• [WRITTEN TASK]: Could you return each line from the one bearing "Read out every word on this page." through the last line of the entries, exactly as it stands, with no pictures?

• [DATA FOR PROCESSING]:
• • • • •

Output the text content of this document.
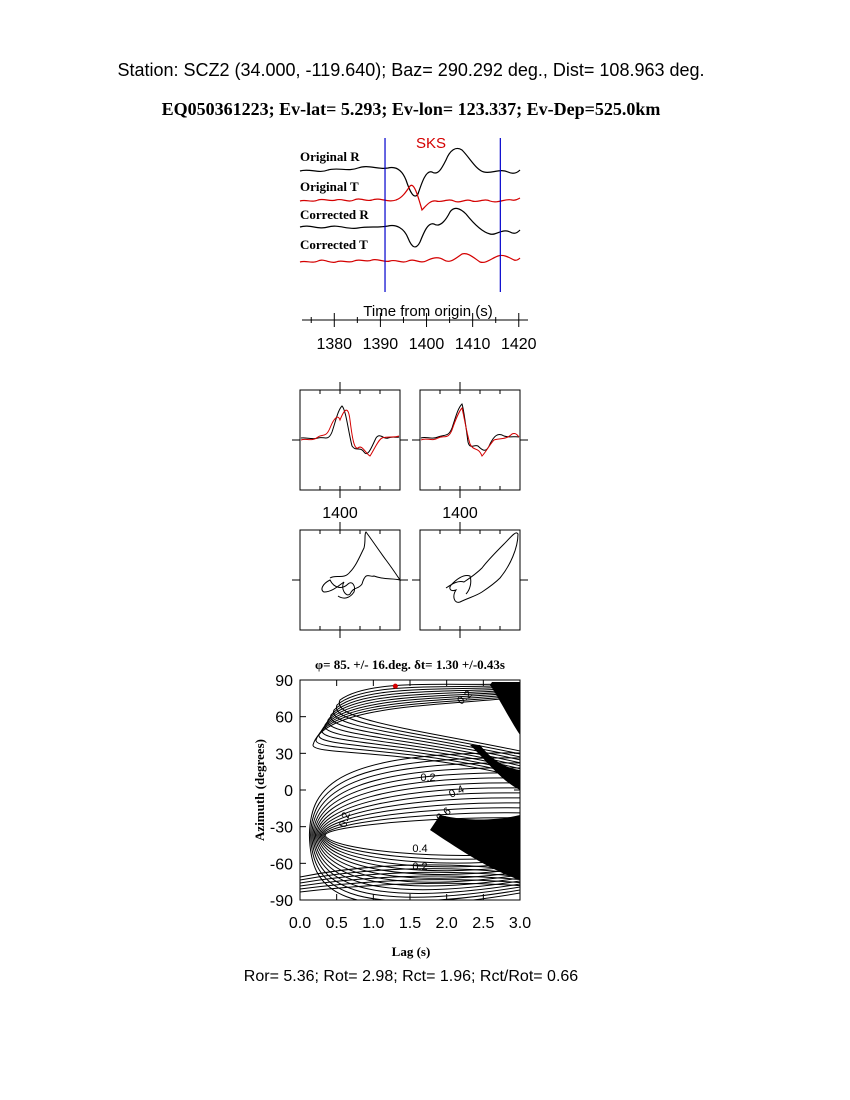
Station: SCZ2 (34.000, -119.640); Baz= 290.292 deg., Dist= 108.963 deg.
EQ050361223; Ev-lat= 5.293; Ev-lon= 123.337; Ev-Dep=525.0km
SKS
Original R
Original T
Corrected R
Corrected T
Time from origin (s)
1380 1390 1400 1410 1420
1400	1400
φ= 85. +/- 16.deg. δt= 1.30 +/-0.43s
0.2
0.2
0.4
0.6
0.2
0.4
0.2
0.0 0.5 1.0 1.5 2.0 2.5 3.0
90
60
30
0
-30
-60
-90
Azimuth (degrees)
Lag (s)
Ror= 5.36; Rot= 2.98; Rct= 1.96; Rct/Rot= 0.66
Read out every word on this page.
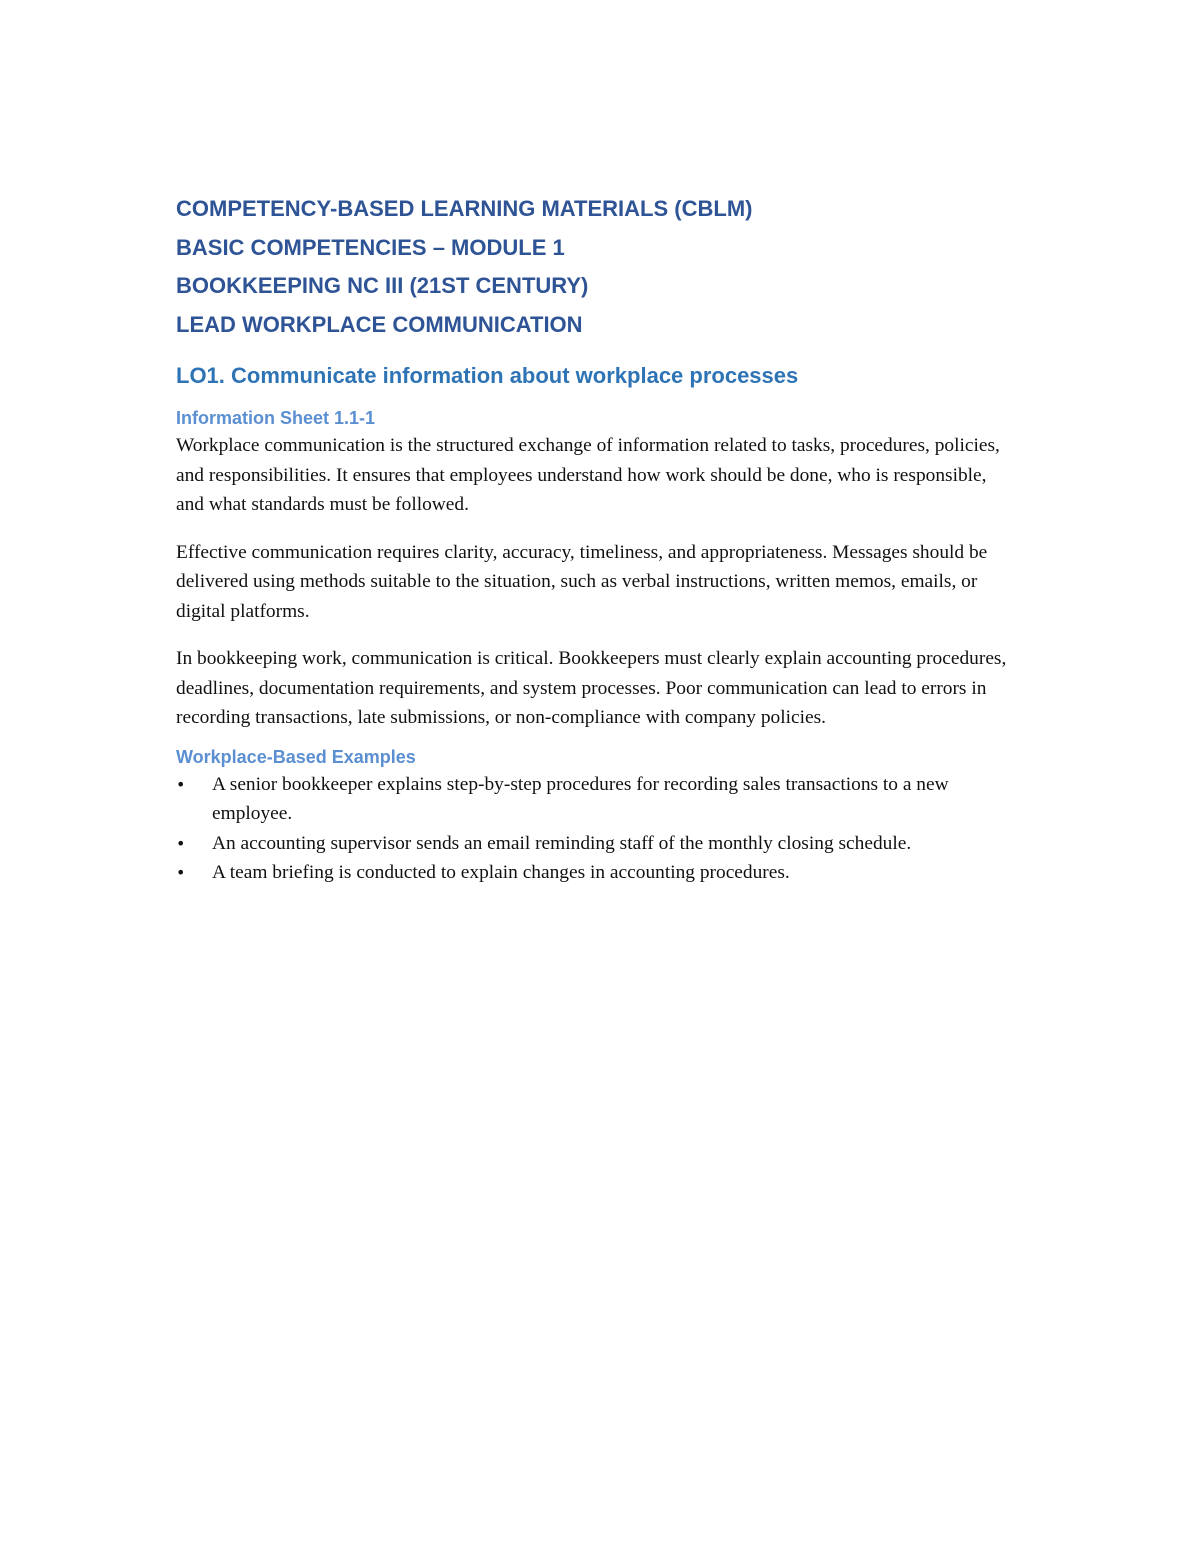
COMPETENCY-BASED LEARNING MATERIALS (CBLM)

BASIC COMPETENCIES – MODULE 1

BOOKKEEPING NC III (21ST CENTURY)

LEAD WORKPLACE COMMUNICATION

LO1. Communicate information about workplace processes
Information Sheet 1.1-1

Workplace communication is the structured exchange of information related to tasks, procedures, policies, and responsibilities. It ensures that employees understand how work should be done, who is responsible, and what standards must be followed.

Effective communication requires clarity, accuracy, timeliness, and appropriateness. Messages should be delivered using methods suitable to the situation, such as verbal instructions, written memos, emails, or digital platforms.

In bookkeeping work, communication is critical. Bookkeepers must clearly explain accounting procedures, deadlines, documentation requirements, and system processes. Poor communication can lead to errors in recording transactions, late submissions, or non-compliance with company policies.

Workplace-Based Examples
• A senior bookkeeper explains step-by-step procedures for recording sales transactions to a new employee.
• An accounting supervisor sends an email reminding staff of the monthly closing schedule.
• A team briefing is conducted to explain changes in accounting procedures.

• • • • •

• [THE SOLUTION]:
Read out every word on this page.
COMPETENCY-BASED LEARNING MATERIALS (CBLM)

BASIC COMPETENCIES – MODULE 1

BOOKKEEPING NC III (21ST CENTURY)

LEAD WORKPLACE COMMUNICATION

LO1. Communicate information about workplace processes
Information Sheet 1.1-1

Workplace communication is the structured exchange of information related to tasks, procedures, policies, and responsibilities. It ensures that employees understand how work should be done, who is responsible, and what standards must be followed.

Effective communication requires clarity, accuracy, timeliness, and appropriateness. Messages should be delivered using methods suitable to the situation, such as verbal instructions, written memos, emails, or digital platforms.

In bookkeeping work, communication is critical. Bookkeepers must clearly explain accounting procedures, deadlines, documentation requirements, and system processes. Poor communication can lead to errors in recording transactions, late submissions, or non-compliance with company policies.

Workplace-Based Examples
• A senior bookkeeper explains step-by-step procedures for recording sales transactions to a new employee.
• An accounting supervisor sends an email reminding staff of the monthly closing schedule.
• A team briefing is conducted to explain changes in accounting procedures.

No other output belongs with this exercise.